======== Data supplied ========
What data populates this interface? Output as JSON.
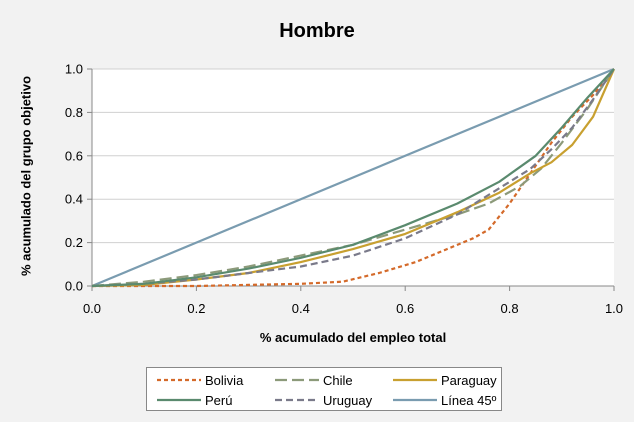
{
  "chart_data": {
    "type": "line",
    "title": "Hombre",
    "xlabel": "% acumulado del empleo total",
    "ylabel": "% acumulado del grupo objetivo",
    "xlim": [
      0,
      1
    ],
    "ylim": [
      0,
      1
    ],
    "x_ticks": [
      "0.0",
      "0.2",
      "0.4",
      "0.6",
      "0.8",
      "1.0"
    ],
    "y_ticks": [
      "0.0",
      "0.2",
      "0.4",
      "0.6",
      "0.8",
      "1.0"
    ],
    "grid": "horizontal",
    "legend_position": "bottom",
    "series": [
      {
        "name": "Bolivia",
        "color": "#d46a2a",
        "dash": "short-dash",
        "points": [
          [
            0,
            0
          ],
          [
            0.1,
            0
          ],
          [
            0.2,
            0
          ],
          [
            0.3,
            0.005
          ],
          [
            0.4,
            0.01
          ],
          [
            0.48,
            0.02
          ],
          [
            0.55,
            0.06
          ],
          [
            0.62,
            0.11
          ],
          [
            0.68,
            0.17
          ],
          [
            0.73,
            0.22
          ],
          [
            0.76,
            0.26
          ],
          [
            0.8,
            0.38
          ],
          [
            0.84,
            0.52
          ],
          [
            0.88,
            0.66
          ],
          [
            0.92,
            0.78
          ],
          [
            0.96,
            0.88
          ],
          [
            1,
            1
          ]
        ]
      },
      {
        "name": "Chile",
        "color": "#8c9a7a",
        "dash": "long-dash",
        "points": [
          [
            0,
            0
          ],
          [
            0.1,
            0.02
          ],
          [
            0.2,
            0.05
          ],
          [
            0.3,
            0.09
          ],
          [
            0.4,
            0.14
          ],
          [
            0.5,
            0.19
          ],
          [
            0.6,
            0.26
          ],
          [
            0.7,
            0.33
          ],
          [
            0.76,
            0.38
          ],
          [
            0.82,
            0.46
          ],
          [
            0.86,
            0.54
          ],
          [
            0.9,
            0.66
          ],
          [
            0.95,
            0.82
          ],
          [
            1,
            1
          ]
        ]
      },
      {
        "name": "Paraguay",
        "color": "#c8a030",
        "dash": "solid",
        "points": [
          [
            0,
            0
          ],
          [
            0.1,
            0.005
          ],
          [
            0.2,
            0.03
          ],
          [
            0.3,
            0.06
          ],
          [
            0.4,
            0.11
          ],
          [
            0.5,
            0.17
          ],
          [
            0.6,
            0.24
          ],
          [
            0.7,
            0.34
          ],
          [
            0.78,
            0.43
          ],
          [
            0.84,
            0.52
          ],
          [
            0.88,
            0.57
          ],
          [
            0.92,
            0.65
          ],
          [
            0.96,
            0.78
          ],
          [
            1,
            1
          ]
        ]
      },
      {
        "name": "Perú",
        "color": "#5a8a6e",
        "dash": "solid",
        "points": [
          [
            0,
            0
          ],
          [
            0.1,
            0.01
          ],
          [
            0.2,
            0.04
          ],
          [
            0.3,
            0.08
          ],
          [
            0.4,
            0.13
          ],
          [
            0.5,
            0.19
          ],
          [
            0.6,
            0.28
          ],
          [
            0.7,
            0.38
          ],
          [
            0.78,
            0.48
          ],
          [
            0.85,
            0.6
          ],
          [
            0.9,
            0.73
          ],
          [
            0.95,
            0.87
          ],
          [
            1,
            1
          ]
        ]
      },
      {
        "name": "Uruguay",
        "color": "#7a7a8a",
        "dash": "dash",
        "points": [
          [
            0,
            0
          ],
          [
            0.1,
            0.01
          ],
          [
            0.2,
            0.03
          ],
          [
            0.3,
            0.06
          ],
          [
            0.4,
            0.09
          ],
          [
            0.5,
            0.14
          ],
          [
            0.6,
            0.22
          ],
          [
            0.7,
            0.33
          ],
          [
            0.78,
            0.45
          ],
          [
            0.84,
            0.54
          ],
          [
            0.88,
            0.63
          ],
          [
            0.92,
            0.73
          ],
          [
            0.96,
            0.86
          ],
          [
            1,
            1
          ]
        ]
      },
      {
        "name": "Línea 45º",
        "color": "#7a9cb0",
        "dash": "solid",
        "points": [
          [
            0,
            0
          ],
          [
            1,
            1
          ]
        ]
      }
    ]
  }
}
========
▶ [Aim]:
Using the records given above, list every line that includes the word "acumulado".

▶ [Correct result]:
    "xlabel": "% acumulado del empleo total",
    "ylabel": "% acumulado del grupo objetivo",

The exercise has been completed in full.